(INSTRUCTIONS FOR THE TASK): Print out the material that follows word for word.

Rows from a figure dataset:
____________

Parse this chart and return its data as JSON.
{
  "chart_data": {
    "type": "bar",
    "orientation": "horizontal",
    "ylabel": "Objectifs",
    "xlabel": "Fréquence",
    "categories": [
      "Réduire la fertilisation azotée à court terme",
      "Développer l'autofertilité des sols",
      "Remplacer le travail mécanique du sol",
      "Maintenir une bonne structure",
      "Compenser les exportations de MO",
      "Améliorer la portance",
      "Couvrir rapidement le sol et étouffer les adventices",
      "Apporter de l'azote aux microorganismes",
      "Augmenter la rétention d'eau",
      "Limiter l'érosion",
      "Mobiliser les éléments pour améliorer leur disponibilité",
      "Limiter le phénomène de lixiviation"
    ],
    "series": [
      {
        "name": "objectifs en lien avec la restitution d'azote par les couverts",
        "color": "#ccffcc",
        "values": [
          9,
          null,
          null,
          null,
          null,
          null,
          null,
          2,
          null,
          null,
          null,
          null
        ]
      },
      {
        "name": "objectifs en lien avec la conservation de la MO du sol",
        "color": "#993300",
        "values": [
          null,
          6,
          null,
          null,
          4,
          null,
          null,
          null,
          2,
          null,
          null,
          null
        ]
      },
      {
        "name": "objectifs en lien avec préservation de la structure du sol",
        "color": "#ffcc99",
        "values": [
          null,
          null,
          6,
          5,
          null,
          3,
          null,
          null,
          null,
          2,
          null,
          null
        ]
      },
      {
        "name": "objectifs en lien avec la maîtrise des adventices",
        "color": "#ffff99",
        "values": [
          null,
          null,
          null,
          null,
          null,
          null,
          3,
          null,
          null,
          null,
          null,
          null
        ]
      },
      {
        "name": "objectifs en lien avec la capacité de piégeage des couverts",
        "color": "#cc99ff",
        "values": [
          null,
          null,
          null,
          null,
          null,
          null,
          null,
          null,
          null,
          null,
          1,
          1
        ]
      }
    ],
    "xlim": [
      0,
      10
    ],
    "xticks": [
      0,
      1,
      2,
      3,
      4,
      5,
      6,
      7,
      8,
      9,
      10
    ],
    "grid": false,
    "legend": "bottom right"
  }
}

____________

(CORRECT RESULT):
Parse this chart and return its data as JSON.
{
  "chart_data": {
    "type": "bar",
    "orientation": "horizontal",
    "ylabel": "Objectifs",
    "xlabel": "Fréquence",
    "categories": [
      "Réduire la fertilisation azotée à court terme",
      "Développer l'autofertilité des sols",
      "Remplacer le travail mécanique du sol",
      "Maintenir une bonne structure",
      "Compenser les exportations de MO",
      "Améliorer la portance",
      "Couvrir rapidement le sol et étouffer les adventices",
      "Apporter de l'azote aux microorganismes",
      "Augmenter la rétention d'eau",
      "Limiter l'érosion",
      "Mobiliser les éléments pour améliorer leur disponibilité",
      "Limiter le phénomène de lixiviation"
    ],
    "series": [
      {
        "name": "objectifs en lien avec la restitution d'azote par les couverts",
        "color": "#ccffcc",
        "values": [
          9,
          null,
          null,
          null,
          null,
          null,
          null,
          2,
          null,
          null,
          null,
          null
        ]
      },
      {
        "name": "objectifs en lien avec la conservation de la MO du sol",
        "color": "#993300",
        "values": [
          null,
          6,
          null,
          null,
          4,
          null,
          null,
          null,
          2,
          null,
          null,
          null
        ]
      },
      {
        "name": "objectifs en lien avec préservation de la structure du sol",
        "color": "#ffcc99",
        "values": [
          null,
          null,
          6,
          5,
          null,
          3,
          null,
          null,
          null,
          2,
          null,
          null
        ]
      },
      {
        "name": "objectifs en lien avec la maîtrise des adventices",
        "color": "#ffff99",
        "values": [
          null,
          null,
          null,
          null,
          null,
          null,
          3,
          null,
          null,
          null,
          null,
          null
        ]
      },
      {
        "name": "objectifs en lien avec la capacité de piégeage des couverts",
        "color": "#cc99ff",
        "values": [
          null,
          null,
          null,
          null,
          null,
          null,
          null,
          null,
          null,
          null,
          1,
          1
        ]
      }
    ],
    "xlim": [
      0,
      10
    ],
    "xticks": [
      0,
      1,
      2,
      3,
      4,
      5,
      6,
      7,
      8,
      9,
      10
    ],
    "grid": false,
    "legend": "bottom right"
  }
}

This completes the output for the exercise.